**AVAILABLE DATA**.
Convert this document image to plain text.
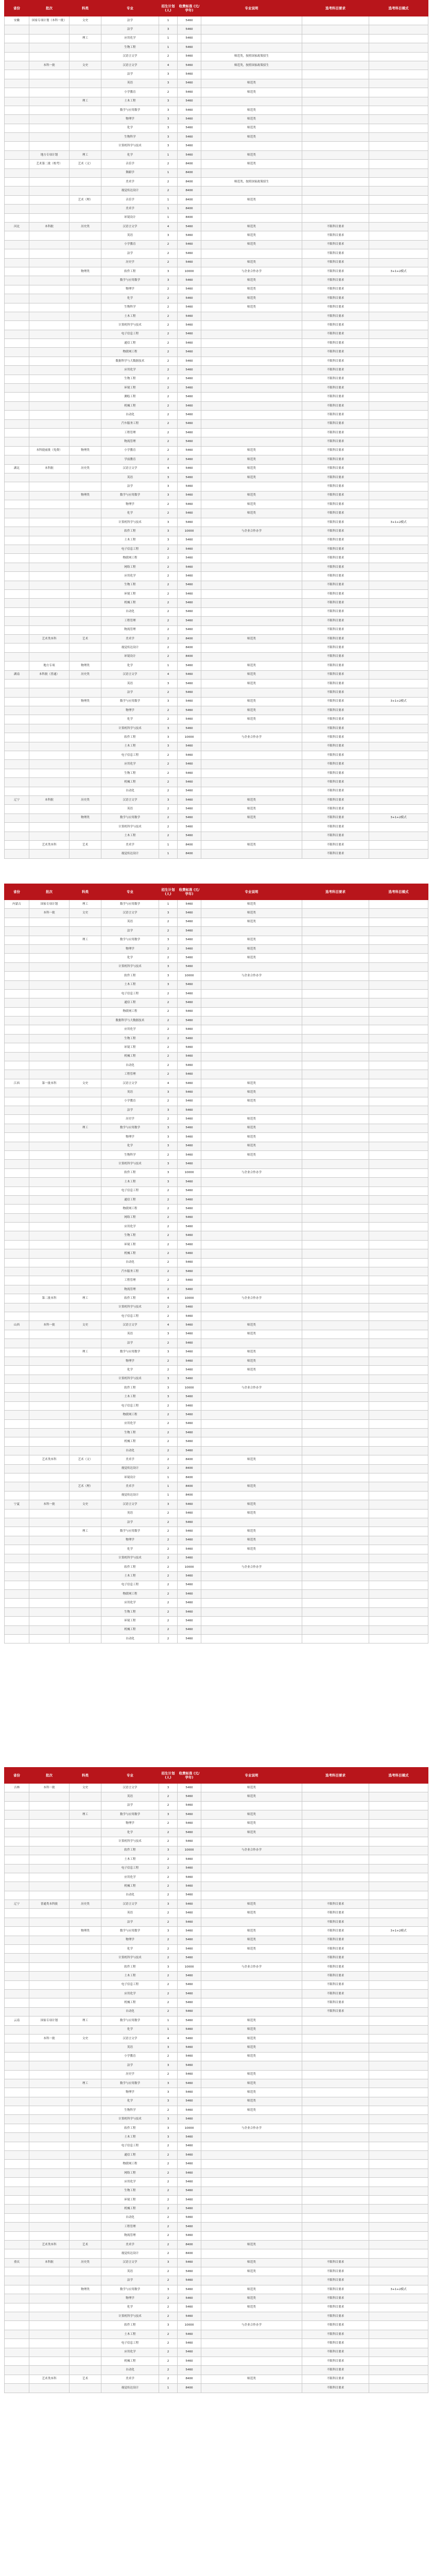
省份	批次	科类	专业	招生计划 (人)	收费标准 (元/学年)	专业说明	选考科目要求	选考科目模式
安徽	国家专项计划（本科一批）	文史	法学	1	5460			
			法学	3	5460			
		理工	应用化学	1	5460			
			生物工程	1	5460			
			汉语言文学	2	5460	师范类，按照国家政策招生		
	本科一批	文史	汉语言文学	4	5460	师范类，按照国家政策招生		
			法学	3	5460			
			英语	3	5460	师范类		
			小学教育	2	5460	师范类		
		理工	土木工程	3	5460			
			数学与应用数学	3	5460	师范类		
			物理学	3	5460	师范类		
			化学	3	5460	师范类		
			生物科学	3	5460	师范类		
			计算机科学与技术	3	5460			
	地方专项计划	理工	化学	1	5460	师范类		
	艺术第二批（校考）	艺术（文）	音乐学	2	8400	师范类		
			舞蹈学	1	8400			
			美术学	2	8400	师范类，按照国家政策招生		
			视觉传达设计	2	8400			
		艺术（理）	音乐学	1	8400	师范类		
			美术学	1	8400			
			环境设计	1	8400			
河北	本科批	历史类	汉语言文学	4	5460	师范类	不限科目要求	
			英语	3	5460	师范类	不限科目要求	
			小学教育	2	5460	师范类	不限科目要求	
			法学	2	5460		不限科目要求	
			历史学	2	5460	师范类	不限科目要求	
		物理类	软件工程	3	10000	与企业合作办学	不限科目要求	3+1+2模式
			数学与应用数学	3	5460	师范类	不限科目要求	
			物理学	2	5460	师范类	不限科目要求	
			化学	2	5460	师范类	不限科目要求	
			生物科学	2	5460	师范类	不限科目要求	
			土木工程	2	5460		不限科目要求	
			计算机科学与技术	2	5460		不限科目要求	
			电子信息工程	2	5460		不限科目要求	
			通信工程	2	5460		不限科目要求	
			物联网工程	2	5460		不限科目要求	
			数据科学与大数据技术	2	5460		不限科目要求	
			应用化学	2	5460		不限科目要求	
			生物工程	2	5460		不限科目要求	
			环境工程	2	5460		不限科目要求	
			测绘工程	2	5460		不限科目要求	
			机械工程	2	5460		不限科目要求	
			自动化	2	5460		不限科目要求	
			汽车服务工程	2	5460		不限科目要求	
			工程管理	2	5460		不限科目要求	
			物流管理	2	5460		不限科目要求	
	本科提前批（免费）	物理类	小学教育	2	5460	师范类	不限科目要求	
			学前教育	2	5460	师范类	不限科目要求	
湖北	本科批	历史类	汉语言文学	4	5460	师范类	不限科目要求	
			英语	3	5460	师范类	不限科目要求	
			法学	3	5460		不限科目要求	
		物理类	数学与应用数学	3	5460	师范类	不限科目要求	
			物理学	2	5460	师范类	不限科目要求	
			化学	2	5460	师范类	不限科目要求	
			计算机科学与技术	3	5460		不限科目要求	3+1+2模式
			软件工程	3	10000	与企业合作办学	不限科目要求	
			土木工程	3	5460		不限科目要求	
			电子信息工程	2	5460		不限科目要求	
			物联网工程	2	5460		不限科目要求	
			网络工程	2	5460		不限科目要求	
			应用化学	2	5460		不限科目要求	
			生物工程	2	5460		不限科目要求	
			环境工程	2	5460		不限科目要求	
			机械工程	2	5460		不限科目要求	
			自动化	2	5460		不限科目要求	
			工程管理	2	5460		不限科目要求	
			物流管理	2	5460		不限科目要求	
	艺术类本科	艺术	美术学	2	8400	师范类	不限科目要求	
			视觉传达设计	2	8400		不限科目要求	
			环境设计	2	8400		不限科目要求	
	地方专项	物理类	化学	1	5460	师范类	不限科目要求	
湖南	本科批（普通）	历史类	汉语言文学	4	5460	师范类	不限科目要求	
			英语	3	5460	师范类	不限科目要求	
			法学	2	5460		不限科目要求	
		物理类	数学与应用数学	3	5460	师范类	不限科目要求	3+1+2模式
			物理学	2	5460	师范类	不限科目要求	
			化学	2	5460	师范类	不限科目要求	
			计算机科学与技术	3	5460		不限科目要求	
			软件工程	3	10000	与企业合作办学	不限科目要求	
			土木工程	3	5460		不限科目要求	
			电子信息工程	2	5460		不限科目要求	
			应用化学	2	5460		不限科目要求	
			生物工程	2	5460		不限科目要求	
			机械工程	2	5460		不限科目要求	
			自动化	2	5460		不限科目要求	
辽宁	本科批	历史类	汉语言文学	3	5460	师范类	不限科目要求	
			英语	2	5460	师范类	不限科目要求	
		物理类	数学与应用数学	2	5460	师范类	不限科目要求	3+1+2模式
			计算机科学与技术	2	5460		不限科目要求	
			土木工程	2	5460		不限科目要求	
	艺术类本科	艺术	美术学	1	8400	师范类	不限科目要求	
			视觉传达设计	1	8400		不限科目要求	
省份	批次	科类	专业	招生计划 (人)	收费标准 (元/学年)	专业说明	选考科目要求	选考科目模式
内蒙古	国家专项计划	理工	数学与应用数学	1	5460	师范类		
	本科一批	文史	汉语言文学	3	5460	师范类		
			英语	2	5460	师范类		
			法学	2	5460			
		理工	数学与应用数学	3	5460	师范类		
			物理学	2	5460	师范类		
			化学	2	5460	师范类		
			计算机科学与技术	3	5460			
			软件工程	3	10000	与企业合作办学		
			土木工程	3	5460			
			电子信息工程	2	5460			
			通信工程	2	5460			
			物联网工程	2	5460			
			数据科学与大数据技术	2	5460			
			应用化学	2	5460			
			生物工程	2	5460			
			环境工程	2	5460			
			机械工程	2	5460			
			自动化	2	5460			
			工程管理	2	5460			
江西	第一批本科	文史	汉语言文学	4	5460	师范类		
			英语	3	5460	师范类		
			小学教育	2	5460	师范类		
			法学	3	5460			
			历史学	2	5460	师范类		
		理工	数学与应用数学	3	5460	师范类		
			物理学	3	5460	师范类		
			化学	3	5460	师范类		
			生物科学	2	5460	师范类		
			计算机科学与技术	3	5460			
			软件工程	3	10000	与企业合作办学		
			土木工程	3	5460			
			电子信息工程	2	5460			
			通信工程	2	5460			
			物联网工程	2	5460			
			网络工程	2	5460			
			应用化学	2	5460			
			生物工程	2	5460			
			环境工程	2	5460			
			机械工程	2	5460			
			自动化	2	5460			
			汽车服务工程	2	5460			
			工程管理	2	5460			
			物流管理	2	5460			
	第二批本科	理工	软件工程	4	10000	与企业合作办学		
			计算机科学与技术	2	5460			
			电子信息工程	2	5460			
山西	本科一批	文史	汉语言文学	4	5460	师范类		
			英语	3	5460	师范类		
			法学	2	5460			
		理工	数学与应用数学	3	5460	师范类		
			物理学	2	5460	师范类		
			化学	2	5460	师范类		
			计算机科学与技术	3	5460			
			软件工程	3	10000	与企业合作办学		
			土木工程	3	5460			
			电子信息工程	2	5460			
			物联网工程	2	5460			
			应用化学	2	5460			
			生物工程	2	5460			
			机械工程	2	5460			
			自动化	2	5460			
	艺术类本科	艺术（文）	美术学	2	8400	师范类		
			视觉传达设计	2	8400			
			环境设计	1	8400			
		艺术（理）	美术学	1	8400	师范类		
			视觉传达设计	1	8400			
宁夏	本科一批	文史	汉语言文学	3	5460	师范类		
			英语	2	5460	师范类		
			法学	2	5460			
		理工	数学与应用数学	2	5460	师范类		
			物理学	2	5460	师范类		
			化学	2	5460	师范类		
			计算机科学与技术	2	5460			
			软件工程	2	10000	与企业合作办学		
			土木工程	2	5460			
			电子信息工程	2	5460			
			物联网工程	2	5460			
			应用化学	2	5460			
			生物工程	2	5460			
			环境工程	2	5460			
			机械工程	2	5460			
			自动化	2	5460			
省份	批次	科类	专业	招生计划 (人)	收费标准 (元/学年)	专业说明	选考科目要求	选考科目模式
吉林	本科一批	文史	汉语言文学	3	5460	师范类		
			英语	2	5460	师范类		
			法学	2	5460			
		理工	数学与应用数学	3	5460	师范类		
			物理学	2	5460	师范类		
			化学	2	5460	师范类		
			计算机科学与技术	2	5460			
			软件工程	3	10000	与企业合作办学		
			土木工程	2	5460			
			电子信息工程	2	5460			
			应用化学	2	5460			
			机械工程	2	5460			
			自动化	2	5460			
辽宁	普通类本科批	历史类	汉语言文学	3	5460	师范类	不限科目要求	
			英语	2	5460	师范类	不限科目要求	
			法学	2	5460		不限科目要求	
		物理类	数学与应用数学	3	5460	师范类	不限科目要求	3+1+2模式
			物理学	2	5460	师范类	不限科目要求	
			化学	2	5460	师范类	不限科目要求	
			计算机科学与技术	2	5460		不限科目要求	
			软件工程	3	10000	与企业合作办学	不限科目要求	
			土木工程	2	5460		不限科目要求	
			电子信息工程	2	5460		不限科目要求	
			应用化学	2	5460		不限科目要求	
			机械工程	2	5460		不限科目要求	
			自动化	2	5460		不限科目要求	
云南	国家专项计划	理工	数学与应用数学	1	5460	师范类		
			化学	1	5460	师范类		
	本科一批	文史	汉语言文学	4	5460	师范类		
			英语	3	5460	师范类		
			小学教育	2	5460	师范类		
			法学	3	5460			
			历史学	2	5460	师范类		
		理工	数学与应用数学	3	5460	师范类		
			物理学	3	5460	师范类		
			化学	3	5460	师范类		
			生物科学	2	5460	师范类		
			计算机科学与技术	3	5460			
			软件工程	3	10000	与企业合作办学		
			土木工程	3	5460			
			电子信息工程	2	5460			
			通信工程	2	5460			
			物联网工程	2	5460			
			网络工程	2	5460			
			应用化学	2	5460			
			生物工程	2	5460			
			环境工程	2	5460			
			机械工程	2	5460			
			自动化	2	5460			
			工程管理	2	5460			
			物流管理	2	5460			
	艺术类本科	艺术	美术学	2	8400	师范类		
			视觉传达设计	2	8400			
重庆	本科批	历史类	汉语言文学	3	5460	师范类	不限科目要求	
			英语	2	5460	师范类	不限科目要求	
			法学	2	5460		不限科目要求	
		物理类	数学与应用数学	3	5460	师范类	不限科目要求	3+1+2模式
			物理学	2	5460	师范类	不限科目要求	
			化学	2	5460	师范类	不限科目要求	
			计算机科学与技术	2	5460		不限科目要求	
			软件工程	3	10000	与企业合作办学	不限科目要求	
			土木工程	2	5460		不限科目要求	
			电子信息工程	2	5460		不限科目要求	
			应用化学	2	5460		不限科目要求	
			机械工程	2	5460		不限科目要求	
			自动化	2	5460		不限科目要求	
	艺术类本科	艺术	美术学	2	8400	师范类	不限科目要求	
			视觉传达设计	1	8400		不限科目要求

**STATED PROBLEM**. For the entries shown above, give the number of lines that include the word "本科一批", without any other text.

**REPLY**. 7